GIVEN PASSAGE
'''

A lesson for our time from Catholic recusants

Dec 23, 2010 | News

Universe Column for January 7th 2006 by David Alton
As society grapples with issues of terror, the inter-face of politics and religion and the effects of alienation and the radicalisation of religious believers, we could do a lot worse than study again the story of English Catholics in sixteenth and seventeenth century Britain.
In a masterly account of those troubled times, Alice Hogge, in “God’s Secret Agents” pieces together the story of a country at war with an unseen enemy – the story of potential traitors, fifth columnists, and divided loyalties. If Norman Tebbit had been able to ask his famous question to Asian immigrants – “which cricket team will you cheer, Pakistan or England? – in the sixteenth century he could have asked  whether Catholics were on the side of Queen Elizabeth or the Pope. It was called the Bloody Question.
By and large, England’s Catholics, who yearned for the country to return to the old faith, were deeply patriotic and loved their country.
If in 1588 the Spanish Armada had successfully disembarked an invasion force, loyalties would undoubtedly have been stretched – but some English Catholics had undoubtedly collaborated with the Spanish – and from everyone’s point of view perhaps it’s just as well that “God blew and they were scattered”.
The dispersal of the Armada was followed by a different kind of invasion.

'''

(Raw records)
'''

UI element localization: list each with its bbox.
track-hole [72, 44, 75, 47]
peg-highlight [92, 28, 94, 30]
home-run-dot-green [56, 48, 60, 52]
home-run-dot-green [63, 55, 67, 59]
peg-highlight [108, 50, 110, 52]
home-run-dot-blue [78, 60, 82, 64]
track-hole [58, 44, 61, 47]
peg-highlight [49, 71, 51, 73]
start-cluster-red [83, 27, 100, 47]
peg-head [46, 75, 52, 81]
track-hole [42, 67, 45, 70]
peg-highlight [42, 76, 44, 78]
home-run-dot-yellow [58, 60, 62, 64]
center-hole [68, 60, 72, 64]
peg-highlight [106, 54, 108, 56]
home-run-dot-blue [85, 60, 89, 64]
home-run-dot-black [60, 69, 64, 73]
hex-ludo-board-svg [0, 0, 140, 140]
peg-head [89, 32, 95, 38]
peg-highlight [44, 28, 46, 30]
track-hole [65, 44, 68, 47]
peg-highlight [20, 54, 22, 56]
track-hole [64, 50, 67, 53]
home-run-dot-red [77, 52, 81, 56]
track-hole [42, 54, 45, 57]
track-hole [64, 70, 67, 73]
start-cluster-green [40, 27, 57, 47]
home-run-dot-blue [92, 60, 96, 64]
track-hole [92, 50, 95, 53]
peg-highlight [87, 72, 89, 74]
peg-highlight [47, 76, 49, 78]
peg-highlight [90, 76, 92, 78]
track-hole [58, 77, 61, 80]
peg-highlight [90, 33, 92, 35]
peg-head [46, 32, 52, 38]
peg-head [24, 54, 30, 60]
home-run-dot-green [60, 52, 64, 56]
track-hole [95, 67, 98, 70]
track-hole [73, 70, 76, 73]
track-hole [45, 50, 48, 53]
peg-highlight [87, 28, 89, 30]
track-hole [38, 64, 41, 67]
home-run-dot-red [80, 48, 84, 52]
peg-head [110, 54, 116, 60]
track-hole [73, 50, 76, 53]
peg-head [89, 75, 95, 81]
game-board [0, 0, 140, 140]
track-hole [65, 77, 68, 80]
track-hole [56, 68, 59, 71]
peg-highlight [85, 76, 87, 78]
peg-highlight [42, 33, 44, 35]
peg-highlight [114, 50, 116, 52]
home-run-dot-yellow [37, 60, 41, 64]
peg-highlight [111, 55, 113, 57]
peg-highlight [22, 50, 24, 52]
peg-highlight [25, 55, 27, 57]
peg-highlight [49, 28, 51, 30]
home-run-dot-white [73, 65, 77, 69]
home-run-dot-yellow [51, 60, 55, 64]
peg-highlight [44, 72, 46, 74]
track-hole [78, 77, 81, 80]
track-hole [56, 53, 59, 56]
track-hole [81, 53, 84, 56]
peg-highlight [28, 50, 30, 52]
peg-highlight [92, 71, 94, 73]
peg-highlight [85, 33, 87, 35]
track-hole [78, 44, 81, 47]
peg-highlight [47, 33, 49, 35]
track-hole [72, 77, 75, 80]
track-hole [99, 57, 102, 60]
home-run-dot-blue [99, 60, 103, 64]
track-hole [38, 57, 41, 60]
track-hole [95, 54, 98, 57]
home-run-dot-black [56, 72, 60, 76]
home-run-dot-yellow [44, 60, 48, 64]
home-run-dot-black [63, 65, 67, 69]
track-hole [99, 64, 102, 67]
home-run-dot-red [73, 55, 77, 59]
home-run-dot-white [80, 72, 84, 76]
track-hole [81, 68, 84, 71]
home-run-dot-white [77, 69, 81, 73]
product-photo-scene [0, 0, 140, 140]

'''

TASKS TO CARRY OUT
**a.** In the column on Catholic recusants, what was the name of the question asking whether Catholics were on the side of Queen Elizabeth or the Pope?
**b.** Proceed with the column on Catholic recusants, carrying it on from its final sentence.
This material has nothing to do with the column on Catholic recusants.

EXERCISE RESULTS
**a.** It was called the Bloody Question.

**b.**
Scores of young Catholic men slipped out of the country and returned in disguise as Catholic priests. The stories of Edmund Campion, John Gerard, Robert Southwell,
Henry Garnett and the rest are well known. To this very day their personal heroism and courage remains an inspiration. Theirs was a religious mission. Other young men, feeling discriminated against and seeing their families face ruin, became dangerously politicised.
The effect which the faith of the Jesuit and Seminary priests had on their contemporaries – many of whom had become demoralised believers – created a network of resistance throughout the country.
The effect on the authorities was equally dramatic. And their response was to use every organ of the State to wage systematic persecution.
The authorities were appalled to see the level of continuing commitment to the Catholic Church and so they embarked on a series of actions which were designed to demonise Catholics, to destroy their livelihoods, reputations and standing. As crippling fines were imposed many could simply not afford to pay. Those families who refused to conform by attending the services of the Established Church
faced ruin.  Those who could not pay were arrested.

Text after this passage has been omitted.